Gift of the Magi & Double Bastard in the Rye


I trust that all of you had a merry Christmas and are all set for a happy and prosperous new year.  Christmas at Mac’s Brew Pub was truly a joy this year, and we are grateful for so much.  I received these two beers for Christmas from my daughters.  Both are special release beers so I thought I should post these reviews right away while they are still available in stores.  Please read responsibly.

Gift of the Magi: The Lost Abbey, San Marcos, CA.  12% ABV.
The Lost Abbey is the Belgian brewing arm of Port Brewing in San Marcos (San Diego).  Although Belgian style beers are not my favorite, I do enjoy some Belgian styles.  Gift of the Magi is a “Biere de Garde” (“beer for keeping” = extended conditioning/aging) – a strong, farmhouse style pale ale.  This beer is only available around Christmas time.

Gift of the Magi pours a hazy copper/amber color with 1″ thick creamy off white head.  The head persists for several minutes before it fades to a substantial ring around the perimeter.  The aroma is sweet with hints of toffee and raisin.  The flavor follows suit – sweet, dark fruit, raisin, and toffee.  It transitions to a bitterness with some caramel, followed by a bitter hoppy finish and finally fades to a slight bitter coffee aftertaste.

This is bottle conditioned with Brettanomyces, which gives it those barnyard notes typical of a farmhouse style ale.  The body is medium, leaning toward heavy, but the carbonation is high, which keeps this beer from being too syrupy.  The alcohol content, at 12%, is high, but is not at all noticeable in the flavor.  Although not evident on the palate, the alcohol packs a wallop – it hit me before I was through my first pint.

Gift of the Magi is very drinkable, in spite of the high alcohol content.  Be careful, however, it gets  you there quickly.  This beer is currently available and I highly recommend it.  Don’t wait too long, however, supplies are limited and it won’t be available again until late next year.  I sampled from a 750 ml corked bottle that I received for Christmas from Kristen and David.  Gift of the Magi is a wise choice, and fit for a King, I must say!

Supplied data:
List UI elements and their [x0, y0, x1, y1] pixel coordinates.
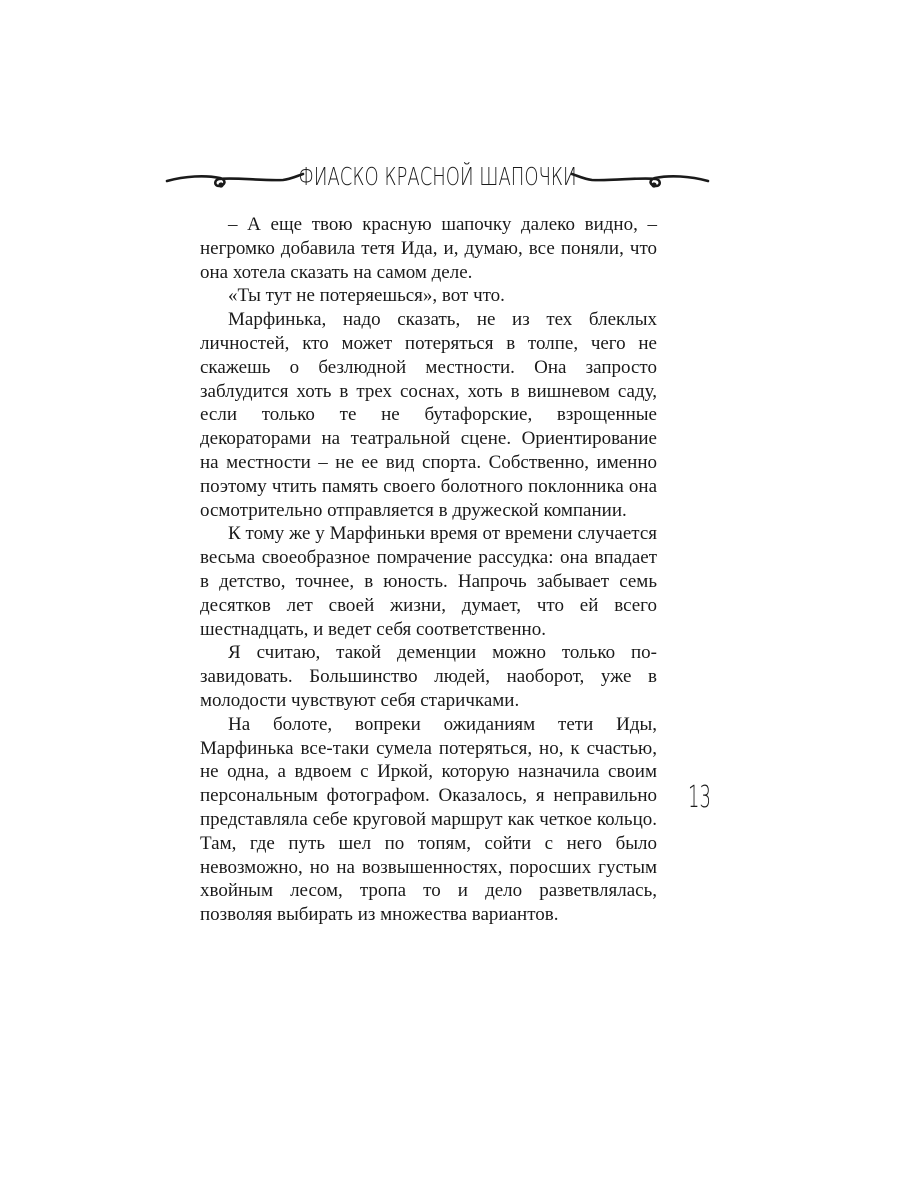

---

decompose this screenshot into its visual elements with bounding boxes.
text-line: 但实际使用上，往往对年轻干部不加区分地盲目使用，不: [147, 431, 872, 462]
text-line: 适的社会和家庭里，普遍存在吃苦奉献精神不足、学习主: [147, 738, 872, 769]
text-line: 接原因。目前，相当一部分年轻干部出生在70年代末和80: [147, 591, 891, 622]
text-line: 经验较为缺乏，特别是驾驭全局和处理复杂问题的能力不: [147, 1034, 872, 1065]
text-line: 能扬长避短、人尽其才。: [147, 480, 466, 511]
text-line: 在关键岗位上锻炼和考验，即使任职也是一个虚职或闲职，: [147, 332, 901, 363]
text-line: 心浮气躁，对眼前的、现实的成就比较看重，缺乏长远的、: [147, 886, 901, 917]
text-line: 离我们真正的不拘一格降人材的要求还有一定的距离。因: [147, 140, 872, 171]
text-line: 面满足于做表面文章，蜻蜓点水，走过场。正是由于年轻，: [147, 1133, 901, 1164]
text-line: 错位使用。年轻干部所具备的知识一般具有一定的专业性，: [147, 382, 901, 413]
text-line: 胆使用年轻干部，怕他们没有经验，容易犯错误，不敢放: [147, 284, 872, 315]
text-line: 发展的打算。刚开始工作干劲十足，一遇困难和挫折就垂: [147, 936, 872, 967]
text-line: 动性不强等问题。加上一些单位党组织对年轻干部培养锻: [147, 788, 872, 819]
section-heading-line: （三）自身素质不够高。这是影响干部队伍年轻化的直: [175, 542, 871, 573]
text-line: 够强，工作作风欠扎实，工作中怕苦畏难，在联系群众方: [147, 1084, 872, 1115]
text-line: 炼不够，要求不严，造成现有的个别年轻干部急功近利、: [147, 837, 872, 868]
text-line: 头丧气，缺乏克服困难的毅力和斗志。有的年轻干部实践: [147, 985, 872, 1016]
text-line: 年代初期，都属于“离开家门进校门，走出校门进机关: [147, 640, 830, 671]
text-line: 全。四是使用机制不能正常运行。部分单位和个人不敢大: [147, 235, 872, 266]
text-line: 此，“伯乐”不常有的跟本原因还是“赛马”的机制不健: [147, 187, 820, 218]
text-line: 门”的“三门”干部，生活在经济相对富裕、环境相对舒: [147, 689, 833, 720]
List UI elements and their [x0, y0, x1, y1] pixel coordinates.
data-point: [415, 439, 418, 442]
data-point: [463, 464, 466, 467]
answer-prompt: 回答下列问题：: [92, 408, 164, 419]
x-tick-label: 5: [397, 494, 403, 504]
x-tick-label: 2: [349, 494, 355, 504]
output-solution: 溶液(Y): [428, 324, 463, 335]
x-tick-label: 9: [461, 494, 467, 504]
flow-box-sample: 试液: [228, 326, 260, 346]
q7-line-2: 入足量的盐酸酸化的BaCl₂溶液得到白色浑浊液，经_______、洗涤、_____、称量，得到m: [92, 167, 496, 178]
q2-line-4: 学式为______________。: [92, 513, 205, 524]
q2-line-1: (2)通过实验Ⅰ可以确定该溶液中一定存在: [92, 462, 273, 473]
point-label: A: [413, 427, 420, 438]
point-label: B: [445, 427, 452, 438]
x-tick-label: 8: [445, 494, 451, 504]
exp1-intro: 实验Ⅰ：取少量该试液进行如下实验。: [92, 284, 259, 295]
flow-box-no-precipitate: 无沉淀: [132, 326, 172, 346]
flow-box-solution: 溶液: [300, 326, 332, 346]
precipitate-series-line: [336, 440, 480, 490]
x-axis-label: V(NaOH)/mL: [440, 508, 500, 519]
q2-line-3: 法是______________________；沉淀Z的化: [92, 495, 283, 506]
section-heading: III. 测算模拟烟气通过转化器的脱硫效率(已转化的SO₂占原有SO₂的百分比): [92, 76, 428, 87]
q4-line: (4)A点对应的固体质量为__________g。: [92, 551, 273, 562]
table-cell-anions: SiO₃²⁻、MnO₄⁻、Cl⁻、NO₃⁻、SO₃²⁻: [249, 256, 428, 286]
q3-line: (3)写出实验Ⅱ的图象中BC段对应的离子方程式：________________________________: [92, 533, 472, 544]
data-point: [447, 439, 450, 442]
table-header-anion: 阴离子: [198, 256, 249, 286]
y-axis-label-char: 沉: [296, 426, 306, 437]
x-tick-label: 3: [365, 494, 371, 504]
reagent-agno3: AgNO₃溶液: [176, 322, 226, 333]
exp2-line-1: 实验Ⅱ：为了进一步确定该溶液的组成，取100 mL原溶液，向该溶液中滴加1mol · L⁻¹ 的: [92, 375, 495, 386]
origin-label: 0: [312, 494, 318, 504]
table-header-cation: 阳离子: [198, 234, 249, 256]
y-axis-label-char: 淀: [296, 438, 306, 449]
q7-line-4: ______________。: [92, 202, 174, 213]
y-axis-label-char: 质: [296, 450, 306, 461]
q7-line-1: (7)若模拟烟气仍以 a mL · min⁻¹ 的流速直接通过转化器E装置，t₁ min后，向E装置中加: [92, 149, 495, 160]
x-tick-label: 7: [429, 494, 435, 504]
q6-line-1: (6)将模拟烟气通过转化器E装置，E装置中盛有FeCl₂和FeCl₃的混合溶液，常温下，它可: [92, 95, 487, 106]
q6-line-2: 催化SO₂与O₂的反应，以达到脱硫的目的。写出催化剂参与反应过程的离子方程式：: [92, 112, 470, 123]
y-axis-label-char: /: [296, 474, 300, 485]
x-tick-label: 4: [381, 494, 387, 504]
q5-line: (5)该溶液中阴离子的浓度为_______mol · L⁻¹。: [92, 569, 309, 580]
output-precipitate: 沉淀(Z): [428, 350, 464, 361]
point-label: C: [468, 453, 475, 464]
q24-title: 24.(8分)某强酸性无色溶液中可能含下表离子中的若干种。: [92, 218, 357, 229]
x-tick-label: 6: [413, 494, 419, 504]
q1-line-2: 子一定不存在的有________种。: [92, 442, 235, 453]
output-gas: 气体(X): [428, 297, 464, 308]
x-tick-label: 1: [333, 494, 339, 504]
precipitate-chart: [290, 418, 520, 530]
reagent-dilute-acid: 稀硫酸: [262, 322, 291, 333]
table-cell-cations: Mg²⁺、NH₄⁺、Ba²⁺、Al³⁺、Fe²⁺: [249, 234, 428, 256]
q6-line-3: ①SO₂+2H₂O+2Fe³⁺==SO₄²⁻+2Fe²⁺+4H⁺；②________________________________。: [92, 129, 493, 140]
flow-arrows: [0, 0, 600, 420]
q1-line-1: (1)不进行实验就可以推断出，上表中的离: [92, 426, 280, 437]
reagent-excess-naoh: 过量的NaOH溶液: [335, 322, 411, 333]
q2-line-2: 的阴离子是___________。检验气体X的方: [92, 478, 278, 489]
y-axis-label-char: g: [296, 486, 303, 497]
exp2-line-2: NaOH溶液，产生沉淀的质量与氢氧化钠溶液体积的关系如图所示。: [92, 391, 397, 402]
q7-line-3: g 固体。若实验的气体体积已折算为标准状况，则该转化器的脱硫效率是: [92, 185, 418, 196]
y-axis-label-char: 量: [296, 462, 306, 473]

Objectives:
a. Based on the beer review, mark each statement yes or no, and quote the words from the review that decide it: (i) Gift of the Magi can be bought all year. (ii) The beer's carbonation is high. (iii) The beer was sampled from a 750 ml corked bottle.
b. According to the beer review, The Lost Abbey is the Belgian brewing arm of which brewery?
c. Reproduce the part of the beer review starting at "I trust that" and ending at "around Christmas time.".
Use only the text for what follows; the records don't apply here.

Answers for this exercise:
a.
(i) No: "This beer is only available around Christmas time."
(ii) Yes: "but the carbonation is high, which keeps this beer from being too syrupy."
(iii) Yes: "I sampled from a 750 ml corked bottle"

b. Port Brewing in San Marcos (San Diego).

c.
I trust that all of you had a merry Christmas and are all set for a happy and prosperous new year.  Christmas at Mac’s Brew Pub was truly a joy this year, and we are grateful for so much.  I received these two beers for Christmas from my daughters.  Both are special release beers so I thought I should post these reviews right away while they are still available in stores.  Please read responsibly.

Gift of the Magi: The Lost Abbey, San Marcos, CA.  12% ABV.
The Lost Abbey is the Belgian brewing arm of Port Brewing in San Marcos (San Diego).  Although Belgian style beers are not my favorite, I do enjoy some Belgian styles.  Gift of the Magi is a “Biere de Garde” (“beer for keeping” = extended conditioning/aging) – a strong, farmhouse style pale ale.  This beer is only available around Christmas time.